SHORT PROBLEM
Output each entry exactly; skip nothing.
══ MATERIAL
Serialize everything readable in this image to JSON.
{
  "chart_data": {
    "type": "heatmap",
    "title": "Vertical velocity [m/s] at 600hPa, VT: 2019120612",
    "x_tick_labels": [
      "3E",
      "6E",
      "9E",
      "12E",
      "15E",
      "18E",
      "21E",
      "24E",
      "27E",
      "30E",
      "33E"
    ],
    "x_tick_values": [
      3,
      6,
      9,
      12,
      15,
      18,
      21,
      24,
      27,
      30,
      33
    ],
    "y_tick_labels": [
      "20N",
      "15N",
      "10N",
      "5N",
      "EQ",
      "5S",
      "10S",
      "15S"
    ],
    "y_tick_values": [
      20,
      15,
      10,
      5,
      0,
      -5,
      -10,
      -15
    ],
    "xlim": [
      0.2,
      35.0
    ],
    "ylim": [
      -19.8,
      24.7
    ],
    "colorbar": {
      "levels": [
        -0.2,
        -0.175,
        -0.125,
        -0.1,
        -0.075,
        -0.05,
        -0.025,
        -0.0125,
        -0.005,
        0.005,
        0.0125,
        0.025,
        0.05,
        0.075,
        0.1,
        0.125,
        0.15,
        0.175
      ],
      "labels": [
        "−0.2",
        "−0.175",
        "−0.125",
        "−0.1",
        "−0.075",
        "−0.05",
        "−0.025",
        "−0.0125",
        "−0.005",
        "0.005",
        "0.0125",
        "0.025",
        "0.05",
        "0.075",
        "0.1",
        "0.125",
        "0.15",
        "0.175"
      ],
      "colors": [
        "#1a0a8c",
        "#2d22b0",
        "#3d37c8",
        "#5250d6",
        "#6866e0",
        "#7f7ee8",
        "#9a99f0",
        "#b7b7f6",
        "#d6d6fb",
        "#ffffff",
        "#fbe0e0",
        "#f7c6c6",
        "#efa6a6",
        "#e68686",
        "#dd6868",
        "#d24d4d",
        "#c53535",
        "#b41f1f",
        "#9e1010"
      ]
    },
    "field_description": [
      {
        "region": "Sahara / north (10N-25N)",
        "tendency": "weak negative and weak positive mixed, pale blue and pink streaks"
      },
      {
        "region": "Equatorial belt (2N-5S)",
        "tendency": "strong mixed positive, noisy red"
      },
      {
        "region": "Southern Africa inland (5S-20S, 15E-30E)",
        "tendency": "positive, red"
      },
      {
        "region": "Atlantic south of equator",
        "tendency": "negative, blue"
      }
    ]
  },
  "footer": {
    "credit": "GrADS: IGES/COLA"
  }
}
════
FINAL RESULT
Serialize everything readable in this image to JSON.
{
  "chart_data": {
    "type": "heatmap",
    "title": "Vertical velocity [m/s] at 600hPa, VT: 2019120612",
    "x_tick_labels": [
      "3E",
      "6E",
      "9E",
      "12E",
      "15E",
      "18E",
      "21E",
      "24E",
      "27E",
      "30E",
      "33E"
    ],
    "x_tick_values": [
      3,
      6,
      9,
      12,
      15,
      18,
      21,
      24,
      27,
      30,
      33
    ],
    "y_tick_labels": [
      "20N",
      "15N",
      "10N",
      "5N",
      "EQ",
      "5S",
      "10S",
      "15S"
    ],
    "y_tick_values": [
      20,
      15,
      10,
      5,
      0,
      -5,
      -10,
      -15
    ],
    "xlim": [
      0.2,
      35.0
    ],
    "ylim": [
      -19.8,
      24.7
    ],
    "colorbar": {
      "levels": [
        -0.2,
        -0.175,
        -0.125,
        -0.1,
        -0.075,
        -0.05,
        -0.025,
        -0.0125,
        -0.005,
        0.005,
        0.0125,
        0.025,
        0.05,
        0.075,
        0.1,
        0.125,
        0.15,
        0.175
      ],
      "labels": [
        "−0.2",
        "−0.175",
        "−0.125",
        "−0.1",
        "−0.075",
        "−0.05",
        "−0.025",
        "−0.0125",
        "−0.005",
        "0.005",
        "0.0125",
        "0.025",
        "0.05",
        "0.075",
        "0.1",
        "0.125",
        "0.15",
        "0.175"
      ],
      "colors": [
        "#1a0a8c",
        "#2d22b0",
        "#3d37c8",
        "#5250d6",
        "#6866e0",
        "#7f7ee8",
        "#9a99f0",
        "#b7b7f6",
        "#d6d6fb",
        "#ffffff",
        "#fbe0e0",
        "#f7c6c6",
        "#efa6a6",
        "#e68686",
        "#dd6868",
        "#d24d4d",
        "#c53535",
        "#b41f1f",
        "#9e1010"
      ]
    },
    "field_description": [
      {
        "region": "Sahara / north (10N-25N)",
        "tendency": "weak negative and weak positive mixed, pale blue and pink streaks"
      },
      {
        "region": "Equatorial belt (2N-5S)",
        "tendency": "strong mixed positive, noisy red"
      },
      {
        "region": "Southern Africa inland (5S-20S, 15E-30E)",
        "tendency": "positive, red"
      },
      {
        "region": "Atlantic south of equator",
        "tendency": "negative, blue"
      }
    ]
  },
  "footer": {
    "credit": "GrADS: IGES/COLA"
  }
}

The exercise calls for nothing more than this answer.